• Görevler:
1. Aşağıdaki ifadelerin her biri kaynak metinle uyuşuyor mu? Her ifade için evet ya da hayır deyin ve kararı belirleyen sözleri kaynak metinden aynen alıntılayın.
(a) Anlatıcı, kalbinde açan çiçeklerin er geç kuruyacağını bildiğini söylüyor.
(b) Anlatıcının baktığı yüzlerde sahici tebessümler beliriyor.
(c) Anlatıcının sıkı bir dostu hâlâ yanında kalmış.
2. Kaynak metne göre anlatıcı yanan ipin hangi ucunda bekliyor?
3. Kaynak metni son cümlesinden itibaren aynı üslupla sürdürün.

• Kaynak Metin:
Tarihli Yazı

Yanan ipin aynı ucunda bekliyorum, karardıkça belirginleșiyor sanki kalbim, el freninin dayanamadığı yokuşlara gebe içim...

Ne ümidim ne kuru ekmeğim, ne baş yastığım ne sıkı dostum kaldı...

Bir iniltidir yayılıyor, bense bir kayıp gibi alışıyorum. Kuru bir kimselik içimde, değmeden suya sabuna gidesim geliyor geçip, hatrım yansımıyor aynalara, baktığım yüzlerde sahici tebessümler belirmiyor. Git diyorum, git işte, kimse kalmasın, sen de kalma. Kalbimde zuhur eden çiçekler var ama biliyorum benle er geç kuruyacaklar; güneş olsam yaktım, su olsam boğdum, ne ısınan bildi kadir, ne kanan bildi kıymet. Neyim ben sen söyle, bu yazıyı okuyan için neyim ben?

• Verilen Kayıtlar:
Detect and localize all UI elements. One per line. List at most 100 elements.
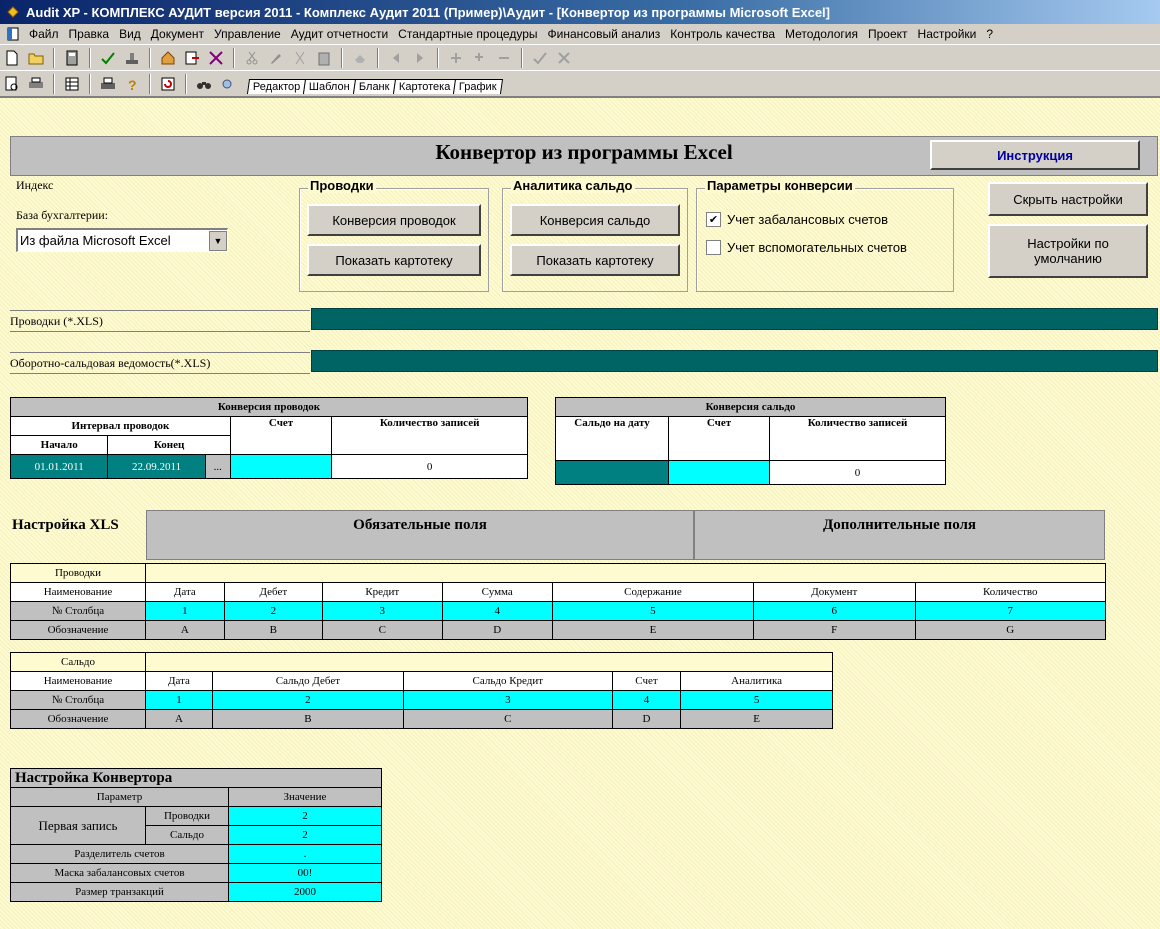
paste-icon[interactable]: [313, 47, 335, 69]
excel-icon[interactable]: [205, 47, 227, 69]
xls-p-sym: F: [752, 620, 916, 640]
xls-p-col-input[interactable]: 6: [752, 601, 916, 621]
xls-p-sym: A: [145, 620, 225, 640]
chevron-down-icon[interactable]: ▼: [209, 230, 227, 251]
xls-p-name: Кредит: [321, 582, 443, 602]
document-icon[interactable]: [6, 27, 20, 41]
binoculars-icon[interactable]: [193, 73, 215, 95]
date-picker-button[interactable]: ...: [204, 454, 231, 479]
convert-saldo-button[interactable]: Конверсия сальдо: [510, 204, 680, 236]
base-label: База бухгалтерии:: [16, 208, 109, 222]
refresh-icon[interactable]: [157, 73, 179, 95]
tab-form[interactable]: Бланк: [353, 78, 396, 94]
first-saldo-input[interactable]: 2: [228, 825, 382, 845]
menu-help[interactable]: ?: [981, 27, 998, 41]
check-icon[interactable]: [97, 47, 119, 69]
menu-control[interactable]: Управление: [209, 27, 286, 41]
convert-provodki-button[interactable]: Конверсия проводок: [307, 204, 481, 236]
menu-audit-reporting[interactable]: Аудит отчетности: [286, 27, 393, 41]
table-icon[interactable]: [61, 73, 83, 95]
start-date-input[interactable]: 01.01.2011: [9, 454, 109, 479]
add-sub-icon[interactable]: [469, 47, 491, 69]
first-provodki-input[interactable]: 2: [228, 806, 382, 826]
offbalance-mask-input[interactable]: 00!: [228, 863, 382, 883]
default-settings-button[interactable]: Настройки по умолчанию: [988, 224, 1148, 278]
account-input[interactable]: [229, 454, 333, 479]
xls-p-col-input[interactable]: 7: [914, 601, 1106, 621]
xls-saldo-spacer: [145, 652, 833, 672]
scissors-icon[interactable]: [289, 47, 311, 69]
xls-s-col-input[interactable]: 4: [611, 690, 682, 710]
osv-file-input[interactable]: [311, 350, 1158, 372]
transaction-size-input[interactable]: 2000: [228, 882, 382, 902]
menu-settings[interactable]: Настройки: [913, 27, 982, 41]
new-icon[interactable]: [1, 47, 23, 69]
print-icon[interactable]: [25, 73, 47, 95]
menu-standard-procedures[interactable]: Стандартные процедуры: [393, 27, 542, 41]
base-select[interactable]: Из файла Microsoft Excel ▼: [16, 228, 228, 252]
prev-icon[interactable]: [385, 47, 407, 69]
printer-icon[interactable]: [97, 73, 119, 95]
add-icon[interactable]: [445, 47, 467, 69]
menu-document[interactable]: Документ: [146, 27, 209, 41]
offbalance-checkbox[interactable]: ✔: [706, 212, 721, 227]
xls-s-col-input[interactable]: 1: [145, 690, 213, 710]
end-date-input[interactable]: 22.09.2011: [107, 454, 206, 479]
open-folder-icon[interactable]: [25, 47, 47, 69]
saldo-date-input[interactable]: [555, 460, 669, 485]
cut-icon[interactable]: [241, 47, 263, 69]
home-icon[interactable]: [157, 47, 179, 69]
toolbar-separator: [53, 73, 55, 94]
next-icon[interactable]: [409, 47, 431, 69]
menu-methodology[interactable]: Методология: [780, 27, 863, 41]
xls-p-col-input[interactable]: 4: [441, 601, 553, 621]
xls-p-sym: D: [441, 620, 553, 640]
saldo-account-input[interactable]: [668, 460, 770, 485]
tab-card-index[interactable]: Картотека: [392, 78, 457, 94]
menu-view[interactable]: Вид: [114, 27, 146, 41]
stamp-icon[interactable]: [121, 47, 143, 69]
param-header: Параметр: [10, 787, 229, 807]
xls-p-col-input[interactable]: 1: [145, 601, 225, 621]
cancel-icon[interactable]: [553, 47, 575, 69]
calculator-icon[interactable]: [61, 47, 83, 69]
xls-provodki-spacer: [145, 563, 1106, 583]
provodki-file-label: Проводки (*.XLS): [10, 310, 310, 332]
preview-icon[interactable]: [1, 73, 23, 95]
xls-saldo-table: Сальдо Наименование Дата Сальдо Дебет Са…: [10, 652, 833, 729]
menu-financial-analysis[interactable]: Финансовый анализ: [543, 27, 666, 41]
offbalance-checkbox-row[interactable]: ✔ Учет забалансовых счетов: [706, 212, 888, 227]
xls-s-name: Аналитика: [680, 671, 833, 691]
confirm-icon[interactable]: [529, 47, 551, 69]
xls-p-col-input[interactable]: 5: [551, 601, 754, 621]
tab-chart[interactable]: График: [452, 78, 503, 94]
remove-icon[interactable]: [493, 47, 515, 69]
saldo-date-header: Сальдо на дату: [555, 416, 669, 461]
menu-file[interactable]: Файл: [24, 27, 64, 41]
xls-s-col-input[interactable]: 5: [680, 690, 833, 710]
tab-editor[interactable]: Редактор: [246, 78, 307, 94]
auxiliary-checkbox-row[interactable]: Учет вспомогательных счетов: [706, 240, 907, 255]
account-separator-input[interactable]: .: [228, 844, 382, 864]
instruction-button[interactable]: Инструкция: [930, 140, 1140, 170]
menu-bar: Файл Правка Вид Документ Управление Ауди…: [0, 24, 1160, 44]
xls-s-col-input[interactable]: 3: [402, 690, 613, 710]
help-icon[interactable]: ?: [121, 73, 143, 95]
xls-s-col-input[interactable]: 2: [211, 690, 404, 710]
provodki-file-input[interactable]: [311, 308, 1158, 330]
menu-edit[interactable]: Правка: [64, 27, 115, 41]
converter-settings-table: Настройка Конвертора Параметр Значение П…: [10, 768, 382, 902]
show-saldo-card-button[interactable]: Показать картотеку: [510, 244, 680, 276]
find-next-icon[interactable]: [217, 73, 239, 95]
brush-icon[interactable]: [265, 47, 287, 69]
eraser-icon[interactable]: [349, 47, 371, 69]
menu-quality-control[interactable]: Контроль качества: [665, 27, 780, 41]
export-icon[interactable]: [181, 47, 203, 69]
show-provodki-card-button[interactable]: Показать картотеку: [307, 244, 481, 276]
xls-p-col-input[interactable]: 2: [223, 601, 323, 621]
xls-p-col-input[interactable]: 3: [321, 601, 443, 621]
menu-project[interactable]: Проект: [863, 27, 913, 41]
tab-template[interactable]: Шаблон: [303, 78, 357, 94]
hide-settings-button[interactable]: Скрыть настройки: [988, 182, 1148, 216]
auxiliary-checkbox[interactable]: [706, 240, 721, 255]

• Alıştırma Cevapları:
1.
(a) Evet: "Kalbimde zuhur eden çiçekler var ama biliyorum benle er geç kuruyacaklar"
(b) Hayır: "baktığım yüzlerde sahici tebessümler belirmiyor"
(c) Hayır: "ne sıkı dostum kaldı"

2. Anlatıcı yanan ipin aynı ucunda bekliyor.

3.
Öyle bir gitmek olsaydı ki, ben yine herkes için olup dertlerine koşsam lakin ben için kimse olmasaydı. Şimdi de yoklar biliyorum, asılı bir karanlık kanatıyor içimi. Madem ki bu denli insansız hayat sahası ömrüm, kendimde gayb olasım geliyor, kendinden içre, kendince yitip gitmek...

En müsaiti bu çünkü
Hayır yok insanlardan
Biz de el üstünde olmayacakmıșız meğer
Biz de sevilmeyecekmișiz. Olsun.

Kim ne derse desin, şu gün ölsek...
Tarih bizi kimseyi geri çevirmemiș yazdı, kafi.
Ben ki meçhulü aradım durdum,
Meçhuliyetimin na-bilincinde.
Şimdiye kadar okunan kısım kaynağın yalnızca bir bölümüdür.